Source records
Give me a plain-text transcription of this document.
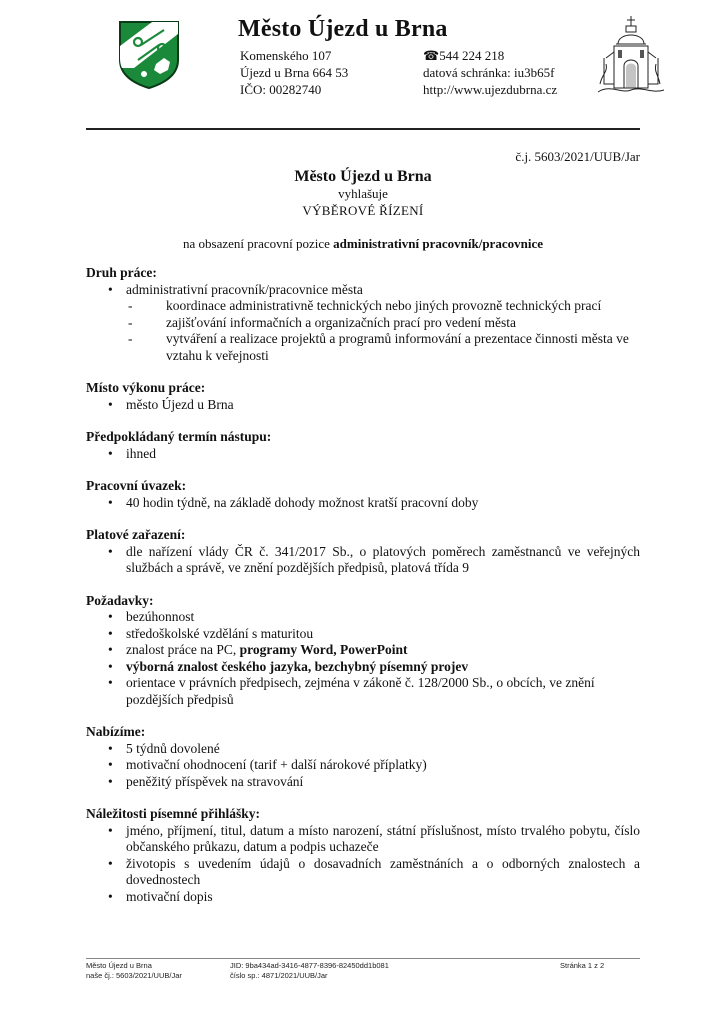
Město Újezd u Brna
Komenského 107
Újezd u Brna 664 53
IČO: 00282740
☎544 224 218
datová schránka: iu3b65f
http://www.ujezdubrna.cz
č.j. 5603/2021/UUB/Jar
Město Újezd u Brna
vyhlašuje
VÝBĚROVÉ ŘÍZENÍ
na obsazení pracovní pozice administrativní pracovník/pracovnice
Druh práce:
• administrativní pracovník/pracovnice města
- koordinace administrativně technických nebo jiných provozně technických prací
- zajišťování informačních a organizačních prací pro vedení města
- vytváření a realizace projektů a programů informování a prezentace činnosti města ve vztahu k veřejnosti
Místo výkonu práce:
• město Újezd u Brna
Předpokládaný termín nástupu:
• ihned
Pracovní úvazek:
• 40 hodin týdně, na základě dohody možnost kratší pracovní doby
Platové zařazení:
• dle nařízení vlády ČR č. 341/2017 Sb., o platových poměrech zaměstnanců ve veřejných službách a správě, ve znění pozdějších předpisů, platová třída 9
Požadavky:
• bezúhonnost
• středoškolské vzdělání s maturitou
• znalost práce na PC, programy Word, PowerPoint
• výborná znalost českého jazyka, bezchybný písemný projev
• orientace v právních předpisech, zejména v zákoně č. 128/2000 Sb., o obcích, ve znění pozdějších předpisů
Nabízíme:
• 5 týdnů dovolené
• motivační ohodnocení (tarif + další nárokové příplatky)
• peněžitý příspěvek na stravování
Náležitosti písemné přihlášky:
• jméno, příjmení, titul, datum a místo narození, státní příslušnost, místo trvalého pobytu, číslo občanského průkazu, datum a podpis uchazeče
• životopis s uvedením údajů o dosavadních zaměstnáních a o odborných znalostech a dovednostech
• motivační dopis
Město Újezd u Brna
naše čj.: 5603/2021/UUB/Jar
JID: 9ba434ad-3416-4877-8396-82450dd1b081
číslo sp.: 4871/2021/UUB/Jar
Stránka 1 z 2
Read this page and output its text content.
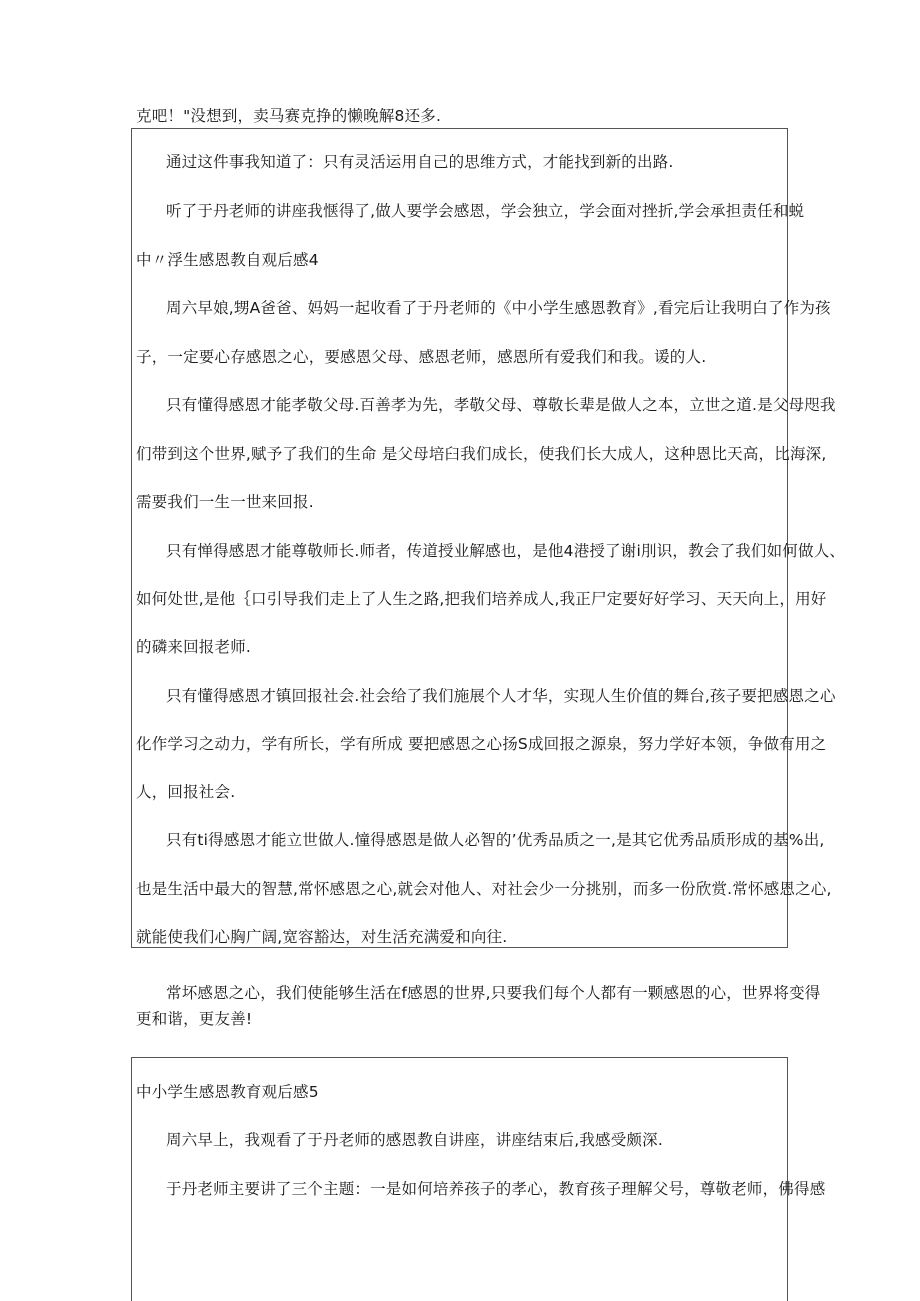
克吧！"没想到，卖马赛克挣的懒晚解8还多.
通过这件事我知道了：只有灵活运用自己的思维方式，才能找到新的出路.
听了于丹老师的讲座我惬得了,做人要学会感恩，学会独立，学会面对挫折,学会承担责任和蜕
中〃浮生感恩教自观后感4
周六早娘,甥A爸爸、妈妈一起收看了于丹老师的《中小学生感恩教育》,看完后让我明白了作为孩
子，一定要心存感恩之心，要感恩父母、感恩老师，感恩所有爱我们和我。谖的人.
只有懂得感恩才能孝敬父母.百善孝为先，孝敬父母、尊敬长辈是做人之本，立世之道.是父母咫我
们带到这个世界,赋予了我们的生命 是父母培臼我们成长，使我们长大成人，这种恩比天高，比海深,
需要我们一生一世来回报.
只有惮得感恩才能尊敬师长.师者，传道授业解感也，是他4港授了谢i刖识，教会了我们如何做人、
如何处世,是他｛口引导我们走上了人生之路,把我们培养成人,我正尸定要好好学习、天天向上，用好
的磷来回报老师.
只有懂得感恩才镇回报社会.社会给了我们施展个人才华，实现人生价值的舞台,孩子要把感恩之心
化作学习之动力，学有所长，学有所成 要把感恩之心扬S成回报之源泉，努力学好本领，争做有用之
人，回报社会.
只有ti得感恩才能立世做人.憧得感恩是做人必智的’优秀品质之一,是其它优秀品质形成的基%出,
也是生活中最大的智慧,常怀感恩之心,就会对他人、对社会少一分挑别，而多一份欣赏.常怀感恩之心,
就能使我们心胸广阔,宽容豁达，对生活充满爱和向往.
常坏感恩之心，我们使能够生活在f感恩的世界,只要我们每个人都有一颗感恩的心，世界将变得
更和谐，更友善!
中小学生感恩教育观后感5
周六早上，我观看了于丹老师的感恩教自讲座，讲座结束后,我感受颇深.
于丹老师主要讲了三个主题：一是如何培养孩子的孝心，教育孩子理解父号，尊敬老师，佛得感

### What to do
How many lines in the listing contain "číslo"? Answer with the number alone.

### Task response
2